Brief
Where a line contains the string "κάθε", copy that line.

Data provided
begin

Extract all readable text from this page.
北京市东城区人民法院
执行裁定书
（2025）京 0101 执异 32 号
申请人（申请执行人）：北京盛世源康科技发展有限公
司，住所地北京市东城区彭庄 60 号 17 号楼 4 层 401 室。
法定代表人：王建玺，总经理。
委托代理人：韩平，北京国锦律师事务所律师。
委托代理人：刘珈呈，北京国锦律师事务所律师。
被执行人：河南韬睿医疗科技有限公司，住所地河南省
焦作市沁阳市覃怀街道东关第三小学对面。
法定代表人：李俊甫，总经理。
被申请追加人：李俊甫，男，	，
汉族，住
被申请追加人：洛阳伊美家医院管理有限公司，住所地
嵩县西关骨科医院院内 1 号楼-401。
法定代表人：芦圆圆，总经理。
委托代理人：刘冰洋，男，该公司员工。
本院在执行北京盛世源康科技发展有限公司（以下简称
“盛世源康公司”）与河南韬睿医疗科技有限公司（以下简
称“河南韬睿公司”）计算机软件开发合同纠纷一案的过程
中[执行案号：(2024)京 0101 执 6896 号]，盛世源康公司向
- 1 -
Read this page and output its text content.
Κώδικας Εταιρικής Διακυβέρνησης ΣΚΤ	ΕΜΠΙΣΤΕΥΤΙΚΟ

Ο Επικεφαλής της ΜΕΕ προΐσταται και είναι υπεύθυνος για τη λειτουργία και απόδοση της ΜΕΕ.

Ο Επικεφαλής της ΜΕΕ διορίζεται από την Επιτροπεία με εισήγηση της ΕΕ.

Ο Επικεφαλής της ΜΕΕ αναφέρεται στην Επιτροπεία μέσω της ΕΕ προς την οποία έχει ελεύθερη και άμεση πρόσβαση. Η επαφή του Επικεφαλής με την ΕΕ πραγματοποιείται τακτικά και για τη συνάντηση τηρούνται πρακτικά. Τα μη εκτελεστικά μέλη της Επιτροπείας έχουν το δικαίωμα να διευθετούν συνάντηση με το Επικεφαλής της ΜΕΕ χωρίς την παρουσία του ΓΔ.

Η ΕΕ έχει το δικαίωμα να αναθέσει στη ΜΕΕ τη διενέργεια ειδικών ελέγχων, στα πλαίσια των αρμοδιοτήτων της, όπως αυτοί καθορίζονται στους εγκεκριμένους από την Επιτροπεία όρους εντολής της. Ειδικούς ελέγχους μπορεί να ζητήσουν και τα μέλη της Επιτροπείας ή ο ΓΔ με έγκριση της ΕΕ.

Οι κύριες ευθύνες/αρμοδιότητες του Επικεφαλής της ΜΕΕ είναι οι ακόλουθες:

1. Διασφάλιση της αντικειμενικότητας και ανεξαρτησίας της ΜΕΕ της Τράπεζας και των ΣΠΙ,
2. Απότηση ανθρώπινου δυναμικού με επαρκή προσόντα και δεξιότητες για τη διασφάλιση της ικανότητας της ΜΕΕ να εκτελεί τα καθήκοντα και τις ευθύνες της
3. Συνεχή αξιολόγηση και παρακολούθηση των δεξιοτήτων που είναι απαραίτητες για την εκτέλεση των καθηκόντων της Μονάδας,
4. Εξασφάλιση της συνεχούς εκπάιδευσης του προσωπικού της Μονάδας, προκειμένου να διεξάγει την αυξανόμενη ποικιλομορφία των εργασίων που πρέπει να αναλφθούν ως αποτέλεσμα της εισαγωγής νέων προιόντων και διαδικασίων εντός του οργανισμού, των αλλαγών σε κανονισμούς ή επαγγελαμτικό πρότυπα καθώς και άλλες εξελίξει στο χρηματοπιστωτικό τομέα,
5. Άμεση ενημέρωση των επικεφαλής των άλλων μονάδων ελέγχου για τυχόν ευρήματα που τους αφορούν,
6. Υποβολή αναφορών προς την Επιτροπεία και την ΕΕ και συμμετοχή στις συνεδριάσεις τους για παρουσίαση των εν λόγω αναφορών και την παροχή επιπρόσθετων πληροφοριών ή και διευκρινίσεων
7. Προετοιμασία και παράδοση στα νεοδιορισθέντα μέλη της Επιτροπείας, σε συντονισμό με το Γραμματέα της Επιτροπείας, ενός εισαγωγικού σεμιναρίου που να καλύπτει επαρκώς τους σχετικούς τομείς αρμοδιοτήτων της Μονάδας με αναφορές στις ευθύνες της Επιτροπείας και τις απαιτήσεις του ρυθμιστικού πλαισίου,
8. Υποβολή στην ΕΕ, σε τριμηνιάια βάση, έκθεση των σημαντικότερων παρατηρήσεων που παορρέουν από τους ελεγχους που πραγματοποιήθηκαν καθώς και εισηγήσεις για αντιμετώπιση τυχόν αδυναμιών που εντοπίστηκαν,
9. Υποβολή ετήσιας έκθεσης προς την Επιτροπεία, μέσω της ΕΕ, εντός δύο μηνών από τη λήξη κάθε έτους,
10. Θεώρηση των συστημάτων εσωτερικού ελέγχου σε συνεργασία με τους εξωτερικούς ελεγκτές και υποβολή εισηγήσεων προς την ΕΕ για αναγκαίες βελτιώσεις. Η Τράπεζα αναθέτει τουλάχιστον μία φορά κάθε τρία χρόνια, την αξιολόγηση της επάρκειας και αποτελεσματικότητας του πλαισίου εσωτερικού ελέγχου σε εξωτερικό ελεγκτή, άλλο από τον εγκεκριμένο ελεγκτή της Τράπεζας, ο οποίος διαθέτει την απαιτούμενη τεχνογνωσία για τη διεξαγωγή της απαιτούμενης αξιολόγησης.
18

end

Answer to the task
9. Υποβολή ετήσιας έκθεσης προς την Επιτροπεία, μέσω της ΕΕ, εντός δύο μηνών από τη λήξη κάθε έτους,
10. Θεώρηση των συστημάτων εσωτερικού ελέγχου σε συνεργασία με τους εξωτερικούς ελεγκτές και υποβολή εισηγήσεων προς την ΕΕ για αναγκαίες βελτιώσεις. Η Τράπεζα αναθέτει τουλάχιστον μία φορά κάθε τρία χρόνια, την αξιολόγηση της επάρκειας και αποτελεσματικότητας του πλαισίου εσωτερικού ελέγχου σε εξωτερικό ελεγκτή, άλλο από τον εγκεκριμένο ελεγκτή της Τράπεζας, ο οποίος διαθέτει την απαιτούμενη τεχνογνωσία για τη διεξαγωγή της απαιτούμενης αξιολόγησης.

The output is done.